Please copy all the lines that follow, word for word.

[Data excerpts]
--------------------------------
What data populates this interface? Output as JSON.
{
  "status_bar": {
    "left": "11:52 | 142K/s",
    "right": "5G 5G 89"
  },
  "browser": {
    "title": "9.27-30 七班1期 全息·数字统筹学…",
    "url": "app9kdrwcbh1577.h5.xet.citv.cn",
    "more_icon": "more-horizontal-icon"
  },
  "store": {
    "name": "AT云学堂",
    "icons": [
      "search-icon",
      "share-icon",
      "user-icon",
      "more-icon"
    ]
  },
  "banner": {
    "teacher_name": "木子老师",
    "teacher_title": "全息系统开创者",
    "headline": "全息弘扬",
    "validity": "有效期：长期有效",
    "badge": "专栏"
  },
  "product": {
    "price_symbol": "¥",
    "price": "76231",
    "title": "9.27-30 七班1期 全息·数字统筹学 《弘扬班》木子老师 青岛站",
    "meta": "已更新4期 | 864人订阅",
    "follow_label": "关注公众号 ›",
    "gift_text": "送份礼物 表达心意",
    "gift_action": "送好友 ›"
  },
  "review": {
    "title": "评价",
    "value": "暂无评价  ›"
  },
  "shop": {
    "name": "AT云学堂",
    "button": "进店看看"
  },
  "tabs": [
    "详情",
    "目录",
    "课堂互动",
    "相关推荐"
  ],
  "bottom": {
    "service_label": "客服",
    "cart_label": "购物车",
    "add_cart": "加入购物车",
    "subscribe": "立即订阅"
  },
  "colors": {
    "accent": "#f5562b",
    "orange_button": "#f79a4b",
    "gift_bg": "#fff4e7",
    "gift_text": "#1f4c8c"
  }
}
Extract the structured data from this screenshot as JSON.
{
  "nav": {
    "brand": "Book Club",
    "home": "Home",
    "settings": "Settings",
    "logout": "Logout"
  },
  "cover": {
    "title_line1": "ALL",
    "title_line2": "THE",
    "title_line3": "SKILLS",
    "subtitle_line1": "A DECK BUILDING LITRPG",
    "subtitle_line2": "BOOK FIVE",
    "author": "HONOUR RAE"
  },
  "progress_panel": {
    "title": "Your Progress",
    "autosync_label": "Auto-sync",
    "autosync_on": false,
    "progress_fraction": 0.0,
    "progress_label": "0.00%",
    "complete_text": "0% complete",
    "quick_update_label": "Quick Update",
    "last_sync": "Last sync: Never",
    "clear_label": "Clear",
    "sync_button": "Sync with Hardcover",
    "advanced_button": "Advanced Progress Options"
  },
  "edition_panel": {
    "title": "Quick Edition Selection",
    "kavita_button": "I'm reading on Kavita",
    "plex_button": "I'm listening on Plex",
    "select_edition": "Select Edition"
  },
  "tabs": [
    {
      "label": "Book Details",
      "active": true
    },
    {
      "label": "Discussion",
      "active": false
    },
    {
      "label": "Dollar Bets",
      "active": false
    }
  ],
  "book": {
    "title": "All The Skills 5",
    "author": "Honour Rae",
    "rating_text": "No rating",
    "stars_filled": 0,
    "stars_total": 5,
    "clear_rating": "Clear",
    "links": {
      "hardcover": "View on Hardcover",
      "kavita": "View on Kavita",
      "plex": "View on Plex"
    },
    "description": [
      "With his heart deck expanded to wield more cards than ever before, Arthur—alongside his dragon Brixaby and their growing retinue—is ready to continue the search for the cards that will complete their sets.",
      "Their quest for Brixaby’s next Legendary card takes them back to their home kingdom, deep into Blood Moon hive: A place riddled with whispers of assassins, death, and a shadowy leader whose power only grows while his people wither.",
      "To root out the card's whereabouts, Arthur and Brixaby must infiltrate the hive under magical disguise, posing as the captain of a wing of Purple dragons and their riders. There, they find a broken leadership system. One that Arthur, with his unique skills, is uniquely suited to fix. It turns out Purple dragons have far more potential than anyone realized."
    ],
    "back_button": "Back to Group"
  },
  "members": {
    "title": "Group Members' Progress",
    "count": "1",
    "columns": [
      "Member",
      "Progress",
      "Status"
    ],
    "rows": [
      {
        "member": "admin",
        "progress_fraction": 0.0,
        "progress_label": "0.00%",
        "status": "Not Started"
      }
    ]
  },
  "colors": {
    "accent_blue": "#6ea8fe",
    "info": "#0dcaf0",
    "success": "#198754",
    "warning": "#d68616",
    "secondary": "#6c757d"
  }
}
--------------------------------
Final answer –
What data populates this interface? Output as JSON.
{
  "status_bar": {
    "left": "11:52 | 142K/s",
    "right": "5G 5G 89"
  },
  "browser": {
    "title": "9.27-30 七班1期 全息·数字统筹学…",
    "url": "app9kdrwcbh1577.h5.xet.citv.cn",
    "more_icon": "more-horizontal-icon"
  },
  "store": {
    "name": "AT云学堂",
    "icons": [
      "search-icon",
      "share-icon",
      "user-icon",
      "more-icon"
    ]
  },
  "banner": {
    "teacher_name": "木子老师",
    "teacher_title": "全息系统开创者",
    "headline": "全息弘扬",
    "validity": "有效期：长期有效",
    "badge": "专栏"
  },
  "product": {
    "price_symbol": "¥",
    "price": "76231",
    "title": "9.27-30 七班1期 全息·数字统筹学 《弘扬班》木子老师 青岛站",
    "meta": "已更新4期 | 864人订阅",
    "follow_label": "关注公众号 ›",
    "gift_text": "送份礼物 表达心意",
    "gift_action": "送好友 ›"
  },
  "review": {
    "title": "评价",
    "value": "暂无评价  ›"
  },
  "shop": {
    "name": "AT云学堂",
    "button": "进店看看"
  },
  "tabs": [
    "详情",
    "目录",
    "课堂互动",
    "相关推荐"
  ],
  "bottom": {
    "service_label": "客服",
    "cart_label": "购物车",
    "add_cart": "加入购物车",
    "subscribe": "立即订阅"
  },
  "colors": {
    "accent": "#f5562b",
    "orange_button": "#f79a4b",
    "gift_bg": "#fff4e7",
    "gift_text": "#1f4c8c"
  }
}
Extract the structured data from this screenshot as JSON.
{
  "nav": {
    "brand": "Book Club",
    "home": "Home",
    "settings": "Settings",
    "logout": "Logout"
  },
  "cover": {
    "title_line1": "ALL",
    "title_line2": "THE",
    "title_line3": "SKILLS",
    "subtitle_line1": "A DECK BUILDING LITRPG",
    "subtitle_line2": "BOOK FIVE",
    "author": "HONOUR RAE"
  },
  "progress_panel": {
    "title": "Your Progress",
    "autosync_label": "Auto-sync",
    "autosync_on": false,
    "progress_fraction": 0.0,
    "progress_label": "0.00%",
    "complete_text": "0% complete",
    "quick_update_label": "Quick Update",
    "last_sync": "Last sync: Never",
    "clear_label": "Clear",
    "sync_button": "Sync with Hardcover",
    "advanced_button": "Advanced Progress Options"
  },
  "edition_panel": {
    "title": "Quick Edition Selection",
    "kavita_button": "I'm reading on Kavita",
    "plex_button": "I'm listening on Plex",
    "select_edition": "Select Edition"
  },
  "tabs": [
    {
      "label": "Book Details",
      "active": true
    },
    {
      "label": "Discussion",
      "active": false
    },
    {
      "label": "Dollar Bets",
      "active": false
    }
  ],
  "book": {
    "title": "All The Skills 5",
    "author": "Honour Rae",
    "rating_text": "No rating",
    "stars_filled": 0,
    "stars_total": 5,
    "clear_rating": "Clear",
    "links": {
      "hardcover": "View on Hardcover",
      "kavita": "View on Kavita",
      "plex": "View on Plex"
    },
    "description": [
      "With his heart deck expanded to wield more cards than ever before, Arthur—alongside his dragon Brixaby and their growing retinue—is ready to continue the search for the cards that will complete their sets.",
      "Their quest for Brixaby’s next Legendary card takes them back to their home kingdom, deep into Blood Moon hive: A place riddled with whispers of assassins, death, and a shadowy leader whose power only grows while his people wither.",
      "To root out the card's whereabouts, Arthur and Brixaby must infiltrate the hive under magical disguise, posing as the captain of a wing of Purple dragons and their riders. There, they find a broken leadership system. One that Arthur, with his unique skills, is uniquely suited to fix. It turns out Purple dragons have far more potential than anyone realized."
    ],
    "back_button": "Back to Group"
  },
  "members": {
    "title": "Group Members' Progress",
    "count": "1",
    "columns": [
      "Member",
      "Progress",
      "Status"
    ],
    "rows": [
      {
        "member": "admin",
        "progress_fraction": 0.0,
        "progress_label": "0.00%",
        "status": "Not Started"
      }
    ]
  },
  "colors": {
    "accent_blue": "#6ea8fe",
    "info": "#0dcaf0",
    "success": "#198754",
    "warning": "#d68616",
    "secondary": "#6c757d"
  }
}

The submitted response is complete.